— Exercise details —
Scan the records and identify every line in which the string "tabaco" occurs, then return those lines.

Stored entries
[START]

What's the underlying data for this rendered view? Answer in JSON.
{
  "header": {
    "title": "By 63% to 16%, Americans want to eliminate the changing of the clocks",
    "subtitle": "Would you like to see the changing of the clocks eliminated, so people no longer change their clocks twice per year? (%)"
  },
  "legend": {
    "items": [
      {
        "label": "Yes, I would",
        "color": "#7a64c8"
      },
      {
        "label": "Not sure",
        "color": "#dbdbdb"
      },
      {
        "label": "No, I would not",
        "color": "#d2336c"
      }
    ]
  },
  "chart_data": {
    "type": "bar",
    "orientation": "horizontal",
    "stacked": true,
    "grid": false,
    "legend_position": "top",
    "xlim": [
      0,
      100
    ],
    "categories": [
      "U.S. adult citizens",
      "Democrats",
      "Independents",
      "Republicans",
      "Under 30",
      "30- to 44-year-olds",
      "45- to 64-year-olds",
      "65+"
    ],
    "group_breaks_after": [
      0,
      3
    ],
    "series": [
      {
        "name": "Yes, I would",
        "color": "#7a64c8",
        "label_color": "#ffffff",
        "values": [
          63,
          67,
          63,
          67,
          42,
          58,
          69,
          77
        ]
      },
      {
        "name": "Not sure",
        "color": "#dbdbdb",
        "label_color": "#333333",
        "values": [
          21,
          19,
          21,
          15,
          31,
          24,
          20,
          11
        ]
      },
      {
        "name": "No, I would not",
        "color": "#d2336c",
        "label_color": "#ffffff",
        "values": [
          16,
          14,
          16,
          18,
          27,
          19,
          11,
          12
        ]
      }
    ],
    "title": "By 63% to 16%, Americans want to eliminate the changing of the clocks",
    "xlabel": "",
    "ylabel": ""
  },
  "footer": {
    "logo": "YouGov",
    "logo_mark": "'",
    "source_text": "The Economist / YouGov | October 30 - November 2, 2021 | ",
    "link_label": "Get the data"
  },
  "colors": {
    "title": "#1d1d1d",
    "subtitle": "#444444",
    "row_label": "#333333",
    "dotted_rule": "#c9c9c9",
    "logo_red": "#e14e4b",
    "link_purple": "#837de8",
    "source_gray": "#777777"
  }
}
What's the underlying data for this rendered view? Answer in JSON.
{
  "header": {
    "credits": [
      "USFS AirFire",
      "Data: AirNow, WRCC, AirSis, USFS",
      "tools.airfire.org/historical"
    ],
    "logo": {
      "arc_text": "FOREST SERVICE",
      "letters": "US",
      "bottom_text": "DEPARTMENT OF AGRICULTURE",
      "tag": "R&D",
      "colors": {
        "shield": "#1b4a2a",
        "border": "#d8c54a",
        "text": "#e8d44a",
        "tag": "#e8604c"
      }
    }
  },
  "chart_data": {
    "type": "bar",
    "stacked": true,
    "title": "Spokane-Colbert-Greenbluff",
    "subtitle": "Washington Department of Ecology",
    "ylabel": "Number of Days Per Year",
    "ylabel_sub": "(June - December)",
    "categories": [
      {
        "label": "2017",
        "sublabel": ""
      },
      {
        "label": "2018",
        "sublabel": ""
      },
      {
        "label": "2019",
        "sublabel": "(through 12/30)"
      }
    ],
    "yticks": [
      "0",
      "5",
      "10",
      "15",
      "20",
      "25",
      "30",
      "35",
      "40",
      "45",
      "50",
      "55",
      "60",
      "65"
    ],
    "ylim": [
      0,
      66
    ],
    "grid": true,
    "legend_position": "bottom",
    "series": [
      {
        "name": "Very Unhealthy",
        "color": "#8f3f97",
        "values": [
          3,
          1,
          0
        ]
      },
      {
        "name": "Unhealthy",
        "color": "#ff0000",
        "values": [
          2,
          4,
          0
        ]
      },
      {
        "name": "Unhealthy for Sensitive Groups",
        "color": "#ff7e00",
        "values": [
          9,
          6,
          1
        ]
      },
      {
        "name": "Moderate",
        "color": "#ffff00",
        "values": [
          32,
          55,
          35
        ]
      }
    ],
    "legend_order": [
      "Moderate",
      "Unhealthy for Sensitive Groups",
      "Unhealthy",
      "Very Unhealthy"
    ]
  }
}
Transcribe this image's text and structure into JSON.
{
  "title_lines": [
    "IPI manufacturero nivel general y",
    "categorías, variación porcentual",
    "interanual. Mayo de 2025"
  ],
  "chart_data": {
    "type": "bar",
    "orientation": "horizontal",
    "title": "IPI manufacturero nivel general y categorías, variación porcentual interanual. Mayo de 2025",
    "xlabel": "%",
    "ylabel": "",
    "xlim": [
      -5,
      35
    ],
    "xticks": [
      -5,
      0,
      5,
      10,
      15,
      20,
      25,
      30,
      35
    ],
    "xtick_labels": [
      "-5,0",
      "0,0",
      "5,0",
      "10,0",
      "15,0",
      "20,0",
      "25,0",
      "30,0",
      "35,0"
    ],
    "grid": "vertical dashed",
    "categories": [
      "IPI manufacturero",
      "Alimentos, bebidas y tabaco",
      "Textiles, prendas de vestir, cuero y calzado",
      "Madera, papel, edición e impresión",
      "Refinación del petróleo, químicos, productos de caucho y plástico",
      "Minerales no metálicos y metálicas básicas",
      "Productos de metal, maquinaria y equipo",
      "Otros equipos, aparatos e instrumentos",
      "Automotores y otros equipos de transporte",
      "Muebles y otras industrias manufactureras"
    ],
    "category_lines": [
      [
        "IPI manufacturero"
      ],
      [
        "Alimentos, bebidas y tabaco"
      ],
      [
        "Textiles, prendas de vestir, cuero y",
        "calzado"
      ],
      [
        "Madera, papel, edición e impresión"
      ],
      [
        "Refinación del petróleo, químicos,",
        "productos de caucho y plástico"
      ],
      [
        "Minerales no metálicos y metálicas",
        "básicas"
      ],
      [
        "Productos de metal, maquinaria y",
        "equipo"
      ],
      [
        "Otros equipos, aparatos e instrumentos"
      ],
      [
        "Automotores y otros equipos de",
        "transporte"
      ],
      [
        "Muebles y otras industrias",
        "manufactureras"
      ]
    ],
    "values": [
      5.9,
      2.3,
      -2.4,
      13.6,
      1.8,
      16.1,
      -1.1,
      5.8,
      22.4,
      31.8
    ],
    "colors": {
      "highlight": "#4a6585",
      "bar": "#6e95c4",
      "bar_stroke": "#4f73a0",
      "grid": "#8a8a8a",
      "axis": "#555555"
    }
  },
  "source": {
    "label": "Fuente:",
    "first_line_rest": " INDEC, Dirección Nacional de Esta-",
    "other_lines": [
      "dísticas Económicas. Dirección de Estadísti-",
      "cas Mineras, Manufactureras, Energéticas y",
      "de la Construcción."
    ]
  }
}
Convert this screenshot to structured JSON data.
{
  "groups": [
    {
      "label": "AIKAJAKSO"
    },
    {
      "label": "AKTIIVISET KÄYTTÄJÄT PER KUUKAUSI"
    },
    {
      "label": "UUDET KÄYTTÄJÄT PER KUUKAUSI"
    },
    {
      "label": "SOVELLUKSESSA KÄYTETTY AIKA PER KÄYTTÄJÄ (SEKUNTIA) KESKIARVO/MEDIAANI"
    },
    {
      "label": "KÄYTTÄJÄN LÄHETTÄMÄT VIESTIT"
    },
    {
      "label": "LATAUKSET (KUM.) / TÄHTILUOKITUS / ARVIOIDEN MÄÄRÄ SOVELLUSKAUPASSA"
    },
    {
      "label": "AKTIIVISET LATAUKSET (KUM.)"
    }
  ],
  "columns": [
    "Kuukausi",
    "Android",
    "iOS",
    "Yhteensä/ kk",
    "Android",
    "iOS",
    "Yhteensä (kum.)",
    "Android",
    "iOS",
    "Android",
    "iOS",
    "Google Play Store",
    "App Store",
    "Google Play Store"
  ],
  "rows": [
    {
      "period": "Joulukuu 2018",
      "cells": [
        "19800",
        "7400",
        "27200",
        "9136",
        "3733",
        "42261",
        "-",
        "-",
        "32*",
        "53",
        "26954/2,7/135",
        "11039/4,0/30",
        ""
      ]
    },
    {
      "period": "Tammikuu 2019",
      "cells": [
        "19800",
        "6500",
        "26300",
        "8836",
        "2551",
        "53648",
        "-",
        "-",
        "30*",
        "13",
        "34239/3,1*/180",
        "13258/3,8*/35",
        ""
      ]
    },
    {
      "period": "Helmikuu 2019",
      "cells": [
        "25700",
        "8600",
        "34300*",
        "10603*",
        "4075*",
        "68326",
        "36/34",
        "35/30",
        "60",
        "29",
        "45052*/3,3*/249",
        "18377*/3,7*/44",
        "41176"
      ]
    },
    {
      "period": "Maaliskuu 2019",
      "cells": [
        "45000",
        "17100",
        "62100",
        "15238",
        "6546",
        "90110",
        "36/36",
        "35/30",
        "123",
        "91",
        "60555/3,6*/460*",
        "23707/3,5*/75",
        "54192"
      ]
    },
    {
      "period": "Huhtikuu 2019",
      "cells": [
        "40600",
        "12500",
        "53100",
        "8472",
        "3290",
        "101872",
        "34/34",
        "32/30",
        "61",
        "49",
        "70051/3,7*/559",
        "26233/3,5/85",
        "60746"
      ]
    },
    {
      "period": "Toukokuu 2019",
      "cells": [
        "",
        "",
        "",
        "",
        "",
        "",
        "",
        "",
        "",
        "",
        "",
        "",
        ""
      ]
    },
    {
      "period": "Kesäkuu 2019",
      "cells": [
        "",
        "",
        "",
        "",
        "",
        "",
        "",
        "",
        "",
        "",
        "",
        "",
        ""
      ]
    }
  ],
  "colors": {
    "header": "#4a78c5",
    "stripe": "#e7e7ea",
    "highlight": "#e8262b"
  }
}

[END]

— Worked solution —
      "Alimentos, bebidas y tabaco",
        "Alimentos, bebidas y tabaco"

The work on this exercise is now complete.